EXERCISE OBJECTIVE: Can you print the entries below word for word, from the very first line through the line containing "nav-links: Our Rockets", including both of those lines?

Annotated element listings:
^^^^^^^^
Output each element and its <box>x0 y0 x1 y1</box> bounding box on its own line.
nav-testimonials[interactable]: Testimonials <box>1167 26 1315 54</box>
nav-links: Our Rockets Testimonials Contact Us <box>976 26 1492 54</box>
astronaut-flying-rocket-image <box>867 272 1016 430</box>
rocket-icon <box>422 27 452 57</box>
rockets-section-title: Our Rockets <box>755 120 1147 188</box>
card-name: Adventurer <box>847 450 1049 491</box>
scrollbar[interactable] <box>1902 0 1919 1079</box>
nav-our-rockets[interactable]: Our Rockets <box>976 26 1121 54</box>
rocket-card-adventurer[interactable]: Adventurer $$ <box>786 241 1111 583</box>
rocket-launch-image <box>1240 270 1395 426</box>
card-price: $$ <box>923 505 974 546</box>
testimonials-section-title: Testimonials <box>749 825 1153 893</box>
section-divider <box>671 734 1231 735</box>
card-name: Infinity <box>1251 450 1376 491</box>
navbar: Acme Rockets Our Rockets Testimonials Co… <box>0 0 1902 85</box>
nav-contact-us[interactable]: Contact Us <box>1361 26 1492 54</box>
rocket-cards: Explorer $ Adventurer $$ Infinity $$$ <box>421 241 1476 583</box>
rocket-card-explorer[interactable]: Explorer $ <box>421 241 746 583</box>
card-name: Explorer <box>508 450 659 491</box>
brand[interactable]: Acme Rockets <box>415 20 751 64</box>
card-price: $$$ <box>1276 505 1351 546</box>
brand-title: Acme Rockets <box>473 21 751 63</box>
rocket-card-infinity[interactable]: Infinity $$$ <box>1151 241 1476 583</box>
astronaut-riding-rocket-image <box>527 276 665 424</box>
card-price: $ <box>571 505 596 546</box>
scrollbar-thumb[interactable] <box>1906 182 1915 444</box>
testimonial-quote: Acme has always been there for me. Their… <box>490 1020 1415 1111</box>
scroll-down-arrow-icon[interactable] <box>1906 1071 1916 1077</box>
^^^^^^^^
THE COMPLETED TASK:
Output each element and its <box>x0 y0 x1 y1</box> bounding box on its own line.
nav-testimonials[interactable]: Testimonials <box>1167 26 1315 54</box>
nav-links: Our Rockets Testimonials Contact Us <box>976 26 1492 54</box>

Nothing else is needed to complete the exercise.